Search the material below for the string "Model" and list each line that holds it.

◆ **ENTRIES SHOWN**
--- Begin ---

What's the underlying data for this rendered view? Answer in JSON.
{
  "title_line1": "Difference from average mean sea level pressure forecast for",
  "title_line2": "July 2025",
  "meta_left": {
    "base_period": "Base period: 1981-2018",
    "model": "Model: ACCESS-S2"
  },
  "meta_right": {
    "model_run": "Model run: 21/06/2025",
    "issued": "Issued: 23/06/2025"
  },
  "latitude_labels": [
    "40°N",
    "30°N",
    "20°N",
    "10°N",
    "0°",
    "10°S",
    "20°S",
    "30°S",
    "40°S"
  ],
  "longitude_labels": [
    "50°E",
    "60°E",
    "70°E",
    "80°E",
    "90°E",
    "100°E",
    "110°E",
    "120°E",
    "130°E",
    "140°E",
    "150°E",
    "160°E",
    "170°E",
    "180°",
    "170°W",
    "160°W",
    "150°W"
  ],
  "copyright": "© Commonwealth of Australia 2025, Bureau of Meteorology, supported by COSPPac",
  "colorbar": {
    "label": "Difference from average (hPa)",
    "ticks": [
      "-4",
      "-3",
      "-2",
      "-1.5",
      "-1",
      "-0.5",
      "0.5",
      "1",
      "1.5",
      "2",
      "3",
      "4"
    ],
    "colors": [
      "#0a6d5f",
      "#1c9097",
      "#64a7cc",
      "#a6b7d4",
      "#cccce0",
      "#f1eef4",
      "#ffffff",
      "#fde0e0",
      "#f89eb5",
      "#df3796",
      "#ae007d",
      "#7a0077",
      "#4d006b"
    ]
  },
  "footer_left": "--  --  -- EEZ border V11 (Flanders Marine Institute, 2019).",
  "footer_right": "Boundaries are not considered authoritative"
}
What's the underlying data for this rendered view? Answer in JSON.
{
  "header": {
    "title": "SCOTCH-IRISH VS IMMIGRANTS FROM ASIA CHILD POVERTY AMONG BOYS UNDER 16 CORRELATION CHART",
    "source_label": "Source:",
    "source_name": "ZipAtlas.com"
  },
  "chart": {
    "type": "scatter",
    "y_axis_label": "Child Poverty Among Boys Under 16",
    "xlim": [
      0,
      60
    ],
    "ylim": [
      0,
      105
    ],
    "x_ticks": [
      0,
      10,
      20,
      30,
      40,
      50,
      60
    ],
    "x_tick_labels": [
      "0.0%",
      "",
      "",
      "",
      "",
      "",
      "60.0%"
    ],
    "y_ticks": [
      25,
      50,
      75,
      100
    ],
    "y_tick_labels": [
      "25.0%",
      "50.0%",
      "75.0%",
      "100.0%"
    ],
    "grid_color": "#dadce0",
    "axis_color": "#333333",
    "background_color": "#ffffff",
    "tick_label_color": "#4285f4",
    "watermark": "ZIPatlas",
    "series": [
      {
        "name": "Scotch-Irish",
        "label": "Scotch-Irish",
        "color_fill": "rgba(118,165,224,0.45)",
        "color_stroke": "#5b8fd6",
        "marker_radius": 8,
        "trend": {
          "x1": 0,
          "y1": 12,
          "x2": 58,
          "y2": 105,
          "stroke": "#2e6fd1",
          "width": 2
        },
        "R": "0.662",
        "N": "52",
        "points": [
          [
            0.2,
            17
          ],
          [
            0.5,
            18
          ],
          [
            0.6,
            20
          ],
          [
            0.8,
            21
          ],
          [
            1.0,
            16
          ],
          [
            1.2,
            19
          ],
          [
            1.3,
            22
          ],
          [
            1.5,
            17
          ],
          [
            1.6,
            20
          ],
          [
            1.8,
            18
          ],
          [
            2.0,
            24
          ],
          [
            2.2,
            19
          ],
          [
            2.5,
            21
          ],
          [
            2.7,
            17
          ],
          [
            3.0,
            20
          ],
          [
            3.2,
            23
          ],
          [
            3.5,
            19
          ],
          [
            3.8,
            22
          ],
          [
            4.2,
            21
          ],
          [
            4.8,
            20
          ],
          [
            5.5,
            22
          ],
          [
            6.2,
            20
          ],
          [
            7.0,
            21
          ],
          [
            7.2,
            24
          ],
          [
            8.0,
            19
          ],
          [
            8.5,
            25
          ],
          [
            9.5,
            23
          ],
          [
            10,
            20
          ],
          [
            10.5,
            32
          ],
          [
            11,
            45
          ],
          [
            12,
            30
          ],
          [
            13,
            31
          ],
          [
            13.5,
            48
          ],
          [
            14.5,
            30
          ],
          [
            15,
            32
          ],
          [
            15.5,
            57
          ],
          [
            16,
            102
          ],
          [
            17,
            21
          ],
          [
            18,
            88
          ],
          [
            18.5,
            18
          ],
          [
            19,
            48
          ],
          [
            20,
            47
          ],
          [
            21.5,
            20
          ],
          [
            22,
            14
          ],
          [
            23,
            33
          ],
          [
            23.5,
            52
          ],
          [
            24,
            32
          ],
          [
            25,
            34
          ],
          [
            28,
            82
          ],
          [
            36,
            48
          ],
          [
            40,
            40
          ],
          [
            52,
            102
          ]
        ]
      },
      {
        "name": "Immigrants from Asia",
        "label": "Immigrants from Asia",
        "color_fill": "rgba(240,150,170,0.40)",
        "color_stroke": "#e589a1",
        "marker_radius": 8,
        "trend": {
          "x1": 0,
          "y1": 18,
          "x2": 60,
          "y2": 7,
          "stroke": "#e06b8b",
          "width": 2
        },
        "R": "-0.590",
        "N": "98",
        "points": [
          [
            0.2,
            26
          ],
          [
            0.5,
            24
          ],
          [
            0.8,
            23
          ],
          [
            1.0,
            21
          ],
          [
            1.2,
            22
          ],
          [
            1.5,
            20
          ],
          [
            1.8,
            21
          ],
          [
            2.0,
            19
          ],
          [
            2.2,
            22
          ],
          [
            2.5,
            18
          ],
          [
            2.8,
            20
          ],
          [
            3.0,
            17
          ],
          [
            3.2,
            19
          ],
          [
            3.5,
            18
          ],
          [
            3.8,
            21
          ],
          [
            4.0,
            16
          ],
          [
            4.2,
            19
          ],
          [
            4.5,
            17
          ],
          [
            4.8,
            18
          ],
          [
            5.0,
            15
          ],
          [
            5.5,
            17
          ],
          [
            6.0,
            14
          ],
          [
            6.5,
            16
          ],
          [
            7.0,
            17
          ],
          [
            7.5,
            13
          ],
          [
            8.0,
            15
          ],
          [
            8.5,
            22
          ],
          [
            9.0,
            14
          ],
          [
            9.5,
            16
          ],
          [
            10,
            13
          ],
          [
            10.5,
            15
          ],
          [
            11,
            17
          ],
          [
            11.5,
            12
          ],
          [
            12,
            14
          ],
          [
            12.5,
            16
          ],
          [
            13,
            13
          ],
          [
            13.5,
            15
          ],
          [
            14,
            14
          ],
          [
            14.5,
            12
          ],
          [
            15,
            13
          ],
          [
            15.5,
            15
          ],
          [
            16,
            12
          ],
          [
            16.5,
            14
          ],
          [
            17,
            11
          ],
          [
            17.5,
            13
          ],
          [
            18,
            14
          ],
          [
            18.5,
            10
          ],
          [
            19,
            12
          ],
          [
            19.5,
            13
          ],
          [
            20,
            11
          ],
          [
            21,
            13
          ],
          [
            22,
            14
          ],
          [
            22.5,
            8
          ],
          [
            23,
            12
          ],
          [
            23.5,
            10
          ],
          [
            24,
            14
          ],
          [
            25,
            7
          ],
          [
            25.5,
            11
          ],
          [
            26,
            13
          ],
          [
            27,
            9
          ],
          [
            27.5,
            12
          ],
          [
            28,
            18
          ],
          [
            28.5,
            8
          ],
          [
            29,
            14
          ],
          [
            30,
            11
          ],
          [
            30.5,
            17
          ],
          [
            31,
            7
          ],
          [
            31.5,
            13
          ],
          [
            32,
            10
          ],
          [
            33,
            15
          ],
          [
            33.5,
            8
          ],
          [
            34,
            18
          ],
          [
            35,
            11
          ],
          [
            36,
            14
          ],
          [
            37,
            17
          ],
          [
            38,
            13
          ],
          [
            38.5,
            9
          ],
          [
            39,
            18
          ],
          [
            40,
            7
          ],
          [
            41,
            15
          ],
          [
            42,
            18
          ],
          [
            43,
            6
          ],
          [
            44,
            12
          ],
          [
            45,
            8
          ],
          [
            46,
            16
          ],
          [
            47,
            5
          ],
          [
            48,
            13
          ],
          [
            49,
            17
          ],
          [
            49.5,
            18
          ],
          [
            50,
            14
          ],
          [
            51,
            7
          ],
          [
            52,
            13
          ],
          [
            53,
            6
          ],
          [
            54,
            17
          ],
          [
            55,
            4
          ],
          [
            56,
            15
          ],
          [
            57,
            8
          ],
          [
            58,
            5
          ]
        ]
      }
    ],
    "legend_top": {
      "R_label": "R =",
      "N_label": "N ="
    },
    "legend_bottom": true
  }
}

--- End ---

◆ **REPLY TO THE EXERCISE**
    "model": "Model: ACCESS-S2"
    "model_run": "Model run: 21/06/2025",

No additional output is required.